Go through the material below and copy all lines with "レーティング表".

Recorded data
[START]

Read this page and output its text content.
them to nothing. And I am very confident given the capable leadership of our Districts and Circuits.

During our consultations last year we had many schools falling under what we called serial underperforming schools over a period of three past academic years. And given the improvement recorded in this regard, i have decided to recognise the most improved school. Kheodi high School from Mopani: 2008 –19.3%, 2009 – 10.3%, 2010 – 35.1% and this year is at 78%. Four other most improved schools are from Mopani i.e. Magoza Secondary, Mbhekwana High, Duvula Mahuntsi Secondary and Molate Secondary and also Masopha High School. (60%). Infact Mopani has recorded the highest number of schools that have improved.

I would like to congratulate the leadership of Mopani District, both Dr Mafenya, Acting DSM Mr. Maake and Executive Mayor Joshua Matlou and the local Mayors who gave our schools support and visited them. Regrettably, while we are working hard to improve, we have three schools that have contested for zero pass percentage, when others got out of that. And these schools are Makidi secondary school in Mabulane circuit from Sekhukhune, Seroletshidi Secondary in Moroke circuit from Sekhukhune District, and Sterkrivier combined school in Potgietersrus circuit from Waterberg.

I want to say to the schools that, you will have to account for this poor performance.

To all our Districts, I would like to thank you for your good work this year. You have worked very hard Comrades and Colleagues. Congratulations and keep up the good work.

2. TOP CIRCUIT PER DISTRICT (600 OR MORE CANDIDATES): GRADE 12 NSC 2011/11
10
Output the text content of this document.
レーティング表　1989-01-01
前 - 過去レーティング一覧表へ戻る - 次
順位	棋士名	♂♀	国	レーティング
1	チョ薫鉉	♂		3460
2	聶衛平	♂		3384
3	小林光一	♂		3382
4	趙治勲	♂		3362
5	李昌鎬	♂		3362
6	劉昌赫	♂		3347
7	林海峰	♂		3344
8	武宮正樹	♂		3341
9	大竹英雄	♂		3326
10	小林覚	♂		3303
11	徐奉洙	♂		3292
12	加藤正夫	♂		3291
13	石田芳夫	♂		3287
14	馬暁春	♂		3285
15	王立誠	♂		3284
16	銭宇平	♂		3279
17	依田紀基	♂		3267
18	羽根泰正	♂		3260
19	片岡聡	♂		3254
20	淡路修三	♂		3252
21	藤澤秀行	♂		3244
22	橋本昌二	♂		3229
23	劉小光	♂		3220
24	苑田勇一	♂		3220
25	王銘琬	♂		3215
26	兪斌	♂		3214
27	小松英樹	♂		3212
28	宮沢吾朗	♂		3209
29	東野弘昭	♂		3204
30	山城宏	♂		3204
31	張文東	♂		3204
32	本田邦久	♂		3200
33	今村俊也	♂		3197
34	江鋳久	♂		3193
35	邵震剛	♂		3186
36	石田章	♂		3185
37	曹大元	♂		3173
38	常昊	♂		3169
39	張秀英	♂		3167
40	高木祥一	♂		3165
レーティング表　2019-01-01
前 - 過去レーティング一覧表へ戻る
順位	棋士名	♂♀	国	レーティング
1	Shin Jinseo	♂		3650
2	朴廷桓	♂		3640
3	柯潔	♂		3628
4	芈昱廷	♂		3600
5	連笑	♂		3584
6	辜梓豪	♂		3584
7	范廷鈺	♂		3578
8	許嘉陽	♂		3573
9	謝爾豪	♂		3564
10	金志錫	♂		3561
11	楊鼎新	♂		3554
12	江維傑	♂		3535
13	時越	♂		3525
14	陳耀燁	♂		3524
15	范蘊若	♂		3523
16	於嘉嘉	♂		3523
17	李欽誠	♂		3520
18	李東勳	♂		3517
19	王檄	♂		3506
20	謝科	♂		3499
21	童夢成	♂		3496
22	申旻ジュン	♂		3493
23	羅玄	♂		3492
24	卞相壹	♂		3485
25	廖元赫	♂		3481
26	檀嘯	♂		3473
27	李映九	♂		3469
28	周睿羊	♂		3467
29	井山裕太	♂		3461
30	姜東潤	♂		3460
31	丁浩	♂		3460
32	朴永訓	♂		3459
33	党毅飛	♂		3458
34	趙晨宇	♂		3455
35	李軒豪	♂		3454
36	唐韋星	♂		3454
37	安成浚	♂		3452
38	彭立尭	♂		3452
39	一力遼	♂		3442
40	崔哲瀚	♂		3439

[END]

### Written solution
レーティング表　1989-01-01
レーティング表　2019-01-01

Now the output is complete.